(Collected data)
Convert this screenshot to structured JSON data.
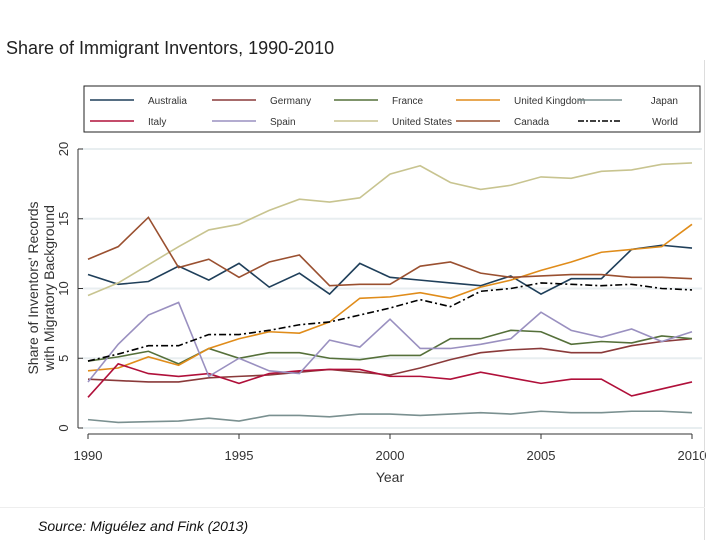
{
  "chart_data": {
    "type": "line",
    "title": "Share of Immigrant Inventors, 1990-2010",
    "xlabel": "Year",
    "ylabel": "Share of Inventors' Records with Migratory Background",
    "xlim": [
      1990,
      2010
    ],
    "ylim": [
      0,
      20
    ],
    "xticks": [
      1990,
      1995,
      2000,
      2005,
      2010
    ],
    "yticks": [
      0,
      5,
      10,
      15,
      20
    ],
    "grid": true,
    "legend": "top",
    "x": [
      1990,
      1991,
      1992,
      1993,
      1994,
      1995,
      1996,
      1997,
      1998,
      1999,
      2000,
      2001,
      2002,
      2003,
      2004,
      2005,
      2006,
      2007,
      2008,
      2009,
      2010
    ],
    "series": [
      {
        "name": "Australia",
        "color": "#1f3f5a",
        "values": [
          11,
          10.3,
          10.5,
          11.6,
          10.6,
          11.8,
          10.1,
          11.1,
          9.6,
          11.8,
          10.8,
          10.6,
          10.4,
          10.2,
          10.9,
          9.6,
          10.7,
          10.7,
          12.8,
          13.1,
          12.9
        ]
      },
      {
        "name": "Germany",
        "color": "#8a3a3a",
        "values": [
          3.5,
          3.4,
          3.3,
          3.3,
          3.6,
          3.7,
          3.8,
          4.0,
          4.2,
          4.0,
          3.8,
          4.3,
          4.9,
          5.4,
          5.6,
          5.7,
          5.4,
          5.4,
          5.9,
          6.2,
          6.4
        ]
      },
      {
        "name": "France",
        "color": "#55703a",
        "values": [
          4.8,
          5.1,
          5.5,
          4.6,
          5.7,
          5.0,
          5.4,
          5.4,
          5.0,
          4.9,
          5.2,
          5.2,
          6.4,
          6.4,
          7.0,
          6.9,
          6.0,
          6.2,
          6.1,
          6.6,
          6.4
        ]
      },
      {
        "name": "United Kingdom",
        "color": "#e08c1a",
        "values": [
          4.1,
          4.3,
          5.1,
          4.5,
          5.7,
          6.4,
          6.9,
          6.8,
          7.6,
          9.3,
          9.4,
          9.7,
          9.3,
          10.1,
          10.6,
          11.3,
          11.9,
          12.6,
          12.8,
          13.0,
          14.6
        ]
      },
      {
        "name": "Japan",
        "color": "#7a9090",
        "values": [
          0.6,
          0.4,
          0.45,
          0.5,
          0.7,
          0.5,
          0.9,
          0.9,
          0.8,
          1.0,
          1.0,
          0.9,
          1.0,
          1.1,
          1.0,
          1.2,
          1.1,
          1.1,
          1.2,
          1.2,
          1.1
        ]
      },
      {
        "name": "Italy",
        "color": "#b0103a",
        "values": [
          2.2,
          4.6,
          3.9,
          3.7,
          3.9,
          3.2,
          3.9,
          4.1,
          4.2,
          4.2,
          3.7,
          3.7,
          3.5,
          4.0,
          3.6,
          3.2,
          3.5,
          3.5,
          2.3,
          2.8,
          3.3
        ]
      },
      {
        "name": "Spain",
        "color": "#9a90c0",
        "values": [
          3.3,
          6.0,
          8.1,
          9.0,
          3.7,
          5.0,
          4.1,
          3.9,
          6.3,
          5.8,
          7.8,
          5.7,
          5.7,
          6.0,
          6.4,
          8.3,
          7.0,
          6.5,
          7.1,
          6.2,
          6.9
        ]
      },
      {
        "name": "United States",
        "color": "#c8c490",
        "values": [
          9.5,
          10.4,
          11.7,
          13.0,
          14.2,
          14.6,
          15.6,
          16.4,
          16.2,
          16.5,
          18.2,
          18.8,
          17.6,
          17.1,
          17.4,
          18.0,
          17.9,
          18.4,
          18.5,
          18.9,
          19.0
        ]
      },
      {
        "name": "Canada",
        "color": "#9a5030",
        "values": [
          12.1,
          13.0,
          15.1,
          11.5,
          12.1,
          10.8,
          11.9,
          12.4,
          10.2,
          10.3,
          10.3,
          11.6,
          11.9,
          11.1,
          10.8,
          10.9,
          11.0,
          11.0,
          10.8,
          10.8,
          10.7
        ]
      },
      {
        "name": "World",
        "color": "#000000",
        "dash": true,
        "values": [
          4.8,
          5.3,
          5.9,
          5.9,
          6.7,
          6.7,
          7.0,
          7.4,
          7.6,
          8.1,
          8.6,
          9.2,
          8.7,
          9.8,
          10.0,
          10.4,
          10.3,
          10.2,
          10.3,
          10.0,
          9.9
        ]
      }
    ]
  },
  "source": "Source: Miguélez and Fink (2013)"
}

(GIVEN REQUEST) Find every line that has "name" in it, then return those lines.

(OUTPUT FOR THIS TASK)
        "name": "Australia",
        "name": "Germany",
        "name": "France",
        "name": "United Kingdom",
        "name": "Japan",
        "name": "Italy",
        "name": "Spain",
        "name": "United States",
        "name": "Canada",
        "name": "World",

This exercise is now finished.